#### Work required:
Search the listing for "Editor" and copy every line where it appears.

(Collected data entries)
· · · · ·
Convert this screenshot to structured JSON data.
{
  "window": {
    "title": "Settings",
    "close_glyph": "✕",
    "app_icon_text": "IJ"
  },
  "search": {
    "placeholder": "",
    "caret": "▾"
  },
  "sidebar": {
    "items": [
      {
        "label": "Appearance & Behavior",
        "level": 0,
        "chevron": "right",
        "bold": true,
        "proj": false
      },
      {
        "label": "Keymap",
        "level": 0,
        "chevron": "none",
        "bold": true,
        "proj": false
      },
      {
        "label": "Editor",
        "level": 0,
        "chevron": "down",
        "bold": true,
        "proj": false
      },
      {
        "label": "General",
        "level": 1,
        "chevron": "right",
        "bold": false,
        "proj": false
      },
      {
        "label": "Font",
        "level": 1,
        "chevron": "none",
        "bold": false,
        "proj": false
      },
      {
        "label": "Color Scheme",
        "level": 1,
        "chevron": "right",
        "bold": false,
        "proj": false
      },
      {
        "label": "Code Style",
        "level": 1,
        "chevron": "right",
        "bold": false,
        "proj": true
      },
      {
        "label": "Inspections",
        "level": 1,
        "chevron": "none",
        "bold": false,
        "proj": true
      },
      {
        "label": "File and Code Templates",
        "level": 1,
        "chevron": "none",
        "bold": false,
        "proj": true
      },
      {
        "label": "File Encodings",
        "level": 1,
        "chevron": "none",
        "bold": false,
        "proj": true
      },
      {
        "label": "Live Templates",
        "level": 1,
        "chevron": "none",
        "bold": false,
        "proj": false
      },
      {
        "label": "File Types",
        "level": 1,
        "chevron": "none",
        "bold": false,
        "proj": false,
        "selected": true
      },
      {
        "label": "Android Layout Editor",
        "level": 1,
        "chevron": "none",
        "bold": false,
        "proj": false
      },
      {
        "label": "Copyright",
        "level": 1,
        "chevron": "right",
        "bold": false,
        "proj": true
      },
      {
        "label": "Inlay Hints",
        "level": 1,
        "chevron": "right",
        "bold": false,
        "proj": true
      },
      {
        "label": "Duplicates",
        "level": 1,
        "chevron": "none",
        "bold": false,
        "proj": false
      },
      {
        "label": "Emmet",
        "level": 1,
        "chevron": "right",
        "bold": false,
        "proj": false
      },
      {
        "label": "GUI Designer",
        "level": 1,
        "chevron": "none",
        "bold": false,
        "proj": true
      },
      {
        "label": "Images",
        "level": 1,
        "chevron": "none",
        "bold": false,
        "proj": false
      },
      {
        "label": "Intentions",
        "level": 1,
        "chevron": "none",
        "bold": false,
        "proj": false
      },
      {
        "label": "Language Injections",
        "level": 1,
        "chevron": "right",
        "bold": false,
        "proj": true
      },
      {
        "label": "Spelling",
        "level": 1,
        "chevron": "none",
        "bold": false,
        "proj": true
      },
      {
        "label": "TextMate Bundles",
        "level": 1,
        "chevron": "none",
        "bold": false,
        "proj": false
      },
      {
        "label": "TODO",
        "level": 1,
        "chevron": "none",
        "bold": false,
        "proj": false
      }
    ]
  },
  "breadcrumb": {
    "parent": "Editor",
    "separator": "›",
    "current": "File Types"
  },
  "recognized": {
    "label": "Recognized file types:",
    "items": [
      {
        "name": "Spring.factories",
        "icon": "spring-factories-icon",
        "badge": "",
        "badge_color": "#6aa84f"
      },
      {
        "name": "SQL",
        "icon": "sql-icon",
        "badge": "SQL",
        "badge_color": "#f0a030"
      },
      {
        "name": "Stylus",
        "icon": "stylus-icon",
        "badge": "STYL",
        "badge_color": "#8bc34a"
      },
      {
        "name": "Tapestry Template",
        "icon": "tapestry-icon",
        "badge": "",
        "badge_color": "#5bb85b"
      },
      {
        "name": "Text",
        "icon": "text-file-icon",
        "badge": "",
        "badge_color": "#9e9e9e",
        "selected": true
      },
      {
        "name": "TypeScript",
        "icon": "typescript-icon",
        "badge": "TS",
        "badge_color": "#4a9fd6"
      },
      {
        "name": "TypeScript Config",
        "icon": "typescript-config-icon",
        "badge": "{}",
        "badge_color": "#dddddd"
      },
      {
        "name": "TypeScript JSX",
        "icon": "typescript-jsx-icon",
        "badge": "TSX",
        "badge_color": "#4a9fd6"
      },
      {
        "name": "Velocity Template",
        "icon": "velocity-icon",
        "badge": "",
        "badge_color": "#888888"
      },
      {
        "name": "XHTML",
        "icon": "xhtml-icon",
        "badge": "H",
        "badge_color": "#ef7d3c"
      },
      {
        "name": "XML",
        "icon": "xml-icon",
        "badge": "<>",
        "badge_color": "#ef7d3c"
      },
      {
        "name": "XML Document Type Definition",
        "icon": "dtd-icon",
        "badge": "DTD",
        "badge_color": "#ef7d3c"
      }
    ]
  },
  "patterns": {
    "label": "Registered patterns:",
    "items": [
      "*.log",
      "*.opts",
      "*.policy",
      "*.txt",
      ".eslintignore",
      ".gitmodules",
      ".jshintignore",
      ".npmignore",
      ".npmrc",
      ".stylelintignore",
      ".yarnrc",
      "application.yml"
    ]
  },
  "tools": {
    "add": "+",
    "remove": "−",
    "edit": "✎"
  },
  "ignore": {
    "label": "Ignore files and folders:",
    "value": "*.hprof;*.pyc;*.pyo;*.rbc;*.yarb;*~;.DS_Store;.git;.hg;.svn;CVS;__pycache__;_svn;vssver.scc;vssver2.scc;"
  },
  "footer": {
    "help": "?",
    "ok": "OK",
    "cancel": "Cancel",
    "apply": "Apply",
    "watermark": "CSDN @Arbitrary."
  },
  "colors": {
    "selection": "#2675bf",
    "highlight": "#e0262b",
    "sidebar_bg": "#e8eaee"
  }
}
· · · · ·
#### Result:
        "label": "Editor",
        "label": "Android Layout Editor",
    "parent": "Editor",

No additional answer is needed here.